WHAT YOU WILL DO: Retype every entry in its entirety, without alteration.

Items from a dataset
····················

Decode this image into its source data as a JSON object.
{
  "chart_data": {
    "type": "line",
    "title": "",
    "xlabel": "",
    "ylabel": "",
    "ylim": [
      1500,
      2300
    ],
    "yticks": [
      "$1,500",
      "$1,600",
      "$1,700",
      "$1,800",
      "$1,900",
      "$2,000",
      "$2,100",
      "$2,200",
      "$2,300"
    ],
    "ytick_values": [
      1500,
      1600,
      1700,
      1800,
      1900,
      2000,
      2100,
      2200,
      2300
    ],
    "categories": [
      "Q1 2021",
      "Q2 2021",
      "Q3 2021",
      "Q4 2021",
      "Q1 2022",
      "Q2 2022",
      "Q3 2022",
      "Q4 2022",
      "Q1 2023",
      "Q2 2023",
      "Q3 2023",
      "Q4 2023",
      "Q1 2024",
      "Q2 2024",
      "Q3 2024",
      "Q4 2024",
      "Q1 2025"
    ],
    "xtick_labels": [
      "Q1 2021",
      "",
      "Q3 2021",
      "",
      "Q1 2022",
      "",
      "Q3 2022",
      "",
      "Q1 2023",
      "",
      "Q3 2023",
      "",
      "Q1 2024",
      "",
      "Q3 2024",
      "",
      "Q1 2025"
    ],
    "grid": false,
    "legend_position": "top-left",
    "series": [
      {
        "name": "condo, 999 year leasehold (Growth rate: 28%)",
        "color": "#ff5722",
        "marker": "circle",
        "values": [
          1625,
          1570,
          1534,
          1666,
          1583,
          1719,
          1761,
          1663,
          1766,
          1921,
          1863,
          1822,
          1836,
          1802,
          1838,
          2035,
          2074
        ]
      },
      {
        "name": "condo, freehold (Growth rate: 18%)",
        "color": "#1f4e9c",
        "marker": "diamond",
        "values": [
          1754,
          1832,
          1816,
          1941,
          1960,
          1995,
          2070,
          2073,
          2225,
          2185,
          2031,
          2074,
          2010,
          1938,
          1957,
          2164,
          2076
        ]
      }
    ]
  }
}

····················

EXERCISE ANSWER:
Decode this image into its source data as a JSON object.
{
  "chart_data": {
    "type": "line",
    "title": "",
    "xlabel": "",
    "ylabel": "",
    "ylim": [
      1500,
      2300
    ],
    "yticks": [
      "$1,500",
      "$1,600",
      "$1,700",
      "$1,800",
      "$1,900",
      "$2,000",
      "$2,100",
      "$2,200",
      "$2,300"
    ],
    "ytick_values": [
      1500,
      1600,
      1700,
      1800,
      1900,
      2000,
      2100,
      2200,
      2300
    ],
    "categories": [
      "Q1 2021",
      "Q2 2021",
      "Q3 2021",
      "Q4 2021",
      "Q1 2022",
      "Q2 2022",
      "Q3 2022",
      "Q4 2022",
      "Q1 2023",
      "Q2 2023",
      "Q3 2023",
      "Q4 2023",
      "Q1 2024",
      "Q2 2024",
      "Q3 2024",
      "Q4 2024",
      "Q1 2025"
    ],
    "xtick_labels": [
      "Q1 2021",
      "",
      "Q3 2021",
      "",
      "Q1 2022",
      "",
      "Q3 2022",
      "",
      "Q1 2023",
      "",
      "Q3 2023",
      "",
      "Q1 2024",
      "",
      "Q3 2024",
      "",
      "Q1 2025"
    ],
    "grid": false,
    "legend_position": "top-left",
    "series": [
      {
        "name": "condo, 999 year leasehold (Growth rate: 28%)",
        "color": "#ff5722",
        "marker": "circle",
        "values": [
          1625,
          1570,
          1534,
          1666,
          1583,
          1719,
          1761,
          1663,
          1766,
          1921,
          1863,
          1822,
          1836,
          1802,
          1838,
          2035,
          2074
        ]
      },
      {
        "name": "condo, freehold (Growth rate: 18%)",
        "color": "#1f4e9c",
        "marker": "diamond",
        "values": [
          1754,
          1832,
          1816,
          1941,
          1960,
          1995,
          2070,
          2073,
          2225,
          2185,
          2031,
          2074,
          2010,
          1938,
          1957,
          2164,
          2076
        ]
      }
    ]
  }
}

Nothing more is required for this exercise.